■ What the task requires
Report every line from the material that contains the word "disturbed".

■ Exercise material
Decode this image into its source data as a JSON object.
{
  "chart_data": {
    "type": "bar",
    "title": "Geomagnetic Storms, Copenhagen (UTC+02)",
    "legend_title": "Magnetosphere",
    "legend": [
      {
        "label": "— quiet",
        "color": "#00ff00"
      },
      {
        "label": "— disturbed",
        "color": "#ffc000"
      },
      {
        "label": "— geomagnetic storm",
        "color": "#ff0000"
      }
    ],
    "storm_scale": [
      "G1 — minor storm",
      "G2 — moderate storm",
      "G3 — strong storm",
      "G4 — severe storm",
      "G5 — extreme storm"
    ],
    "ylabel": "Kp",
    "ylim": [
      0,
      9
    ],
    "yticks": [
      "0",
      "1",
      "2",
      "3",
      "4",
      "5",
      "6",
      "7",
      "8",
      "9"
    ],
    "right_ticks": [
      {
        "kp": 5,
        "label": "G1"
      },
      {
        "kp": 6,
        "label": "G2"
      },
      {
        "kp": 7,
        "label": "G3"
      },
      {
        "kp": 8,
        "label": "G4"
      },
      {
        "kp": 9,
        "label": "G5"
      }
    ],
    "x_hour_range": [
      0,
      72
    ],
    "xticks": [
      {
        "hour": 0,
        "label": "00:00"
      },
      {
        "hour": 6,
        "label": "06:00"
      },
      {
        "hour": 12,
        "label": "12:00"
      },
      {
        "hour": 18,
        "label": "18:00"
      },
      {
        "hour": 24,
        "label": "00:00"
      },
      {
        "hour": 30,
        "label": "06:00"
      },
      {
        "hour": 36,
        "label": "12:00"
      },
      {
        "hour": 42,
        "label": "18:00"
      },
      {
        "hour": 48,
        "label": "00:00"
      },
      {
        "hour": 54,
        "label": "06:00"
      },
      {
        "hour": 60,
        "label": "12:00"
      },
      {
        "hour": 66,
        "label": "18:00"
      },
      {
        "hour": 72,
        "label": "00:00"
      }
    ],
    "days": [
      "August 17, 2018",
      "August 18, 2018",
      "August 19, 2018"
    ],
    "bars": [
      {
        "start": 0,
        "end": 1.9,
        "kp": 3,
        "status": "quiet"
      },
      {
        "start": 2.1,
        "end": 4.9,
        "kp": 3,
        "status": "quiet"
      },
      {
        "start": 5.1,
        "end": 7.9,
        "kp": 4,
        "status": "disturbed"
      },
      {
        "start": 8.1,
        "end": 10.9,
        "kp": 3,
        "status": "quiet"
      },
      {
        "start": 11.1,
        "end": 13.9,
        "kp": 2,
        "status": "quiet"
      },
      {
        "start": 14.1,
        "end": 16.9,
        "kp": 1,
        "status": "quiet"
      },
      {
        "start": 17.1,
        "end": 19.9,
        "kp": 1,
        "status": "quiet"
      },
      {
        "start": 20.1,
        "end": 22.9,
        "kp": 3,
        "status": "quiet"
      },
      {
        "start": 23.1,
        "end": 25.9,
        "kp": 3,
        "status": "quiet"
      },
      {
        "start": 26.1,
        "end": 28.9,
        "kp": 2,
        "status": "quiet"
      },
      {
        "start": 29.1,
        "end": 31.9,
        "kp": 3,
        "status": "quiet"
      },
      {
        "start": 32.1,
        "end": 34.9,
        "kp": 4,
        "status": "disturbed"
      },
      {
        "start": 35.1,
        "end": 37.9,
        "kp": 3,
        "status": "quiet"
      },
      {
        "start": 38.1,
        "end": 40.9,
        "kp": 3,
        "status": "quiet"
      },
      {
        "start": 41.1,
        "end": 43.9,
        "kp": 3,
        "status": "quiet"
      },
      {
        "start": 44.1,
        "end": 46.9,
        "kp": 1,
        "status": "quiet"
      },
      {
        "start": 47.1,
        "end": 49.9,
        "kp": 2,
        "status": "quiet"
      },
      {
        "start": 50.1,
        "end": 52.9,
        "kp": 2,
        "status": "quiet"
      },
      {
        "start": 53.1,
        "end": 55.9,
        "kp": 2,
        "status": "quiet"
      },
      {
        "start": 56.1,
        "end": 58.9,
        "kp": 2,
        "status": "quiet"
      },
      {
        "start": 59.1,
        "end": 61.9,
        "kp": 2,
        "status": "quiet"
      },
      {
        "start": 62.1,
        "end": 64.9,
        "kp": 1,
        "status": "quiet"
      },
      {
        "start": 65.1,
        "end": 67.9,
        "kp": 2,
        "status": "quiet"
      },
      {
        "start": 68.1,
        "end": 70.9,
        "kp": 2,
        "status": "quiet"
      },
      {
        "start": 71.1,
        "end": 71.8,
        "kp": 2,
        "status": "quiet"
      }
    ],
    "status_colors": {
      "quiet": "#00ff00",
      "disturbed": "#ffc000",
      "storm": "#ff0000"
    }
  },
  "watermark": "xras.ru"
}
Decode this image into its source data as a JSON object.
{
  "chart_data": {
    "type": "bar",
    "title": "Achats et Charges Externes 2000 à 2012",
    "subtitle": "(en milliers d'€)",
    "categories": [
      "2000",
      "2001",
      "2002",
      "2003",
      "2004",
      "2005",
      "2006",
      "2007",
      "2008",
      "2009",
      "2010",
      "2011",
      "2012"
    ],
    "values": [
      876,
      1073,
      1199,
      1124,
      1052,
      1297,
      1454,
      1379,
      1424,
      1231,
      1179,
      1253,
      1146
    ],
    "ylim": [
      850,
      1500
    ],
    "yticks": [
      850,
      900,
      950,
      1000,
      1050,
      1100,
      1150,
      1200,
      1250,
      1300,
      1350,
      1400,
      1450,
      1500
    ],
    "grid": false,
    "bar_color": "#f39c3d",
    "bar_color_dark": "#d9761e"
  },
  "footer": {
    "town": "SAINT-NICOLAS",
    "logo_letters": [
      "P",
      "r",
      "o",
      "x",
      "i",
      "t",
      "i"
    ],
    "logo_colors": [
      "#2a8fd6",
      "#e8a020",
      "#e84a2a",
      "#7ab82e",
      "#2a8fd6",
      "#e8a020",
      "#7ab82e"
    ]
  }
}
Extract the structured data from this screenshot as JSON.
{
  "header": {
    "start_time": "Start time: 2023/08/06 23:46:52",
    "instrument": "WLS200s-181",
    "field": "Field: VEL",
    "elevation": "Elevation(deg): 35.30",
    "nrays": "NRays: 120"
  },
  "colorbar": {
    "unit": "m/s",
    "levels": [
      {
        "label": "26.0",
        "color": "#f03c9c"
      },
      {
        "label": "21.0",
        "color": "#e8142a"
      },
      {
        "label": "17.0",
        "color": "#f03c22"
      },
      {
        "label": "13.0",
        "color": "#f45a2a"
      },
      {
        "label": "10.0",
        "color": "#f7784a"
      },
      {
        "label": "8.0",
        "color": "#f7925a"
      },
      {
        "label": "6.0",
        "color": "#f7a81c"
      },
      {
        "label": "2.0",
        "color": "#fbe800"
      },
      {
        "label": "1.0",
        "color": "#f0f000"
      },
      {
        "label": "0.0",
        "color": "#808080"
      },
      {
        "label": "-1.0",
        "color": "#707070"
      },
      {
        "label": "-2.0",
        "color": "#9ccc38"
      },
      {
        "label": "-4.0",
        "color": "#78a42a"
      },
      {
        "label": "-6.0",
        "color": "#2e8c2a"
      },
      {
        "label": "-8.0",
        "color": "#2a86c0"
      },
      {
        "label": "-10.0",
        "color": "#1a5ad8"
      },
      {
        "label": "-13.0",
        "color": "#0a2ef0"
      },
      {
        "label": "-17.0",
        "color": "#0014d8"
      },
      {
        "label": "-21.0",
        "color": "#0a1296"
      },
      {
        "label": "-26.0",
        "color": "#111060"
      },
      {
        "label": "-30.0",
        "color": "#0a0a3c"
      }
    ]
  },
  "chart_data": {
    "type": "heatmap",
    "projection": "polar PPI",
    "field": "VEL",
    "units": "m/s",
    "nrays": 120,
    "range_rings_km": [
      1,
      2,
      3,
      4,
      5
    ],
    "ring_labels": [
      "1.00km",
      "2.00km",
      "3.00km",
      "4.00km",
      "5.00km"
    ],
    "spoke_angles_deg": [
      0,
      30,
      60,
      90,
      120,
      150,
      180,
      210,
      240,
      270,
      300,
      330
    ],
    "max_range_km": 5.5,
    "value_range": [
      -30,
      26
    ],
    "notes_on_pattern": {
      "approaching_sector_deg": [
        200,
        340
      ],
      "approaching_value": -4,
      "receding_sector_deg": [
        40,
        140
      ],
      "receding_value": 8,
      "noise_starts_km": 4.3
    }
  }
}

■ Final result
        "label": "— disturbed",
        "status": "disturbed"
        "status": "disturbed"
      "disturbed": "#ffc000",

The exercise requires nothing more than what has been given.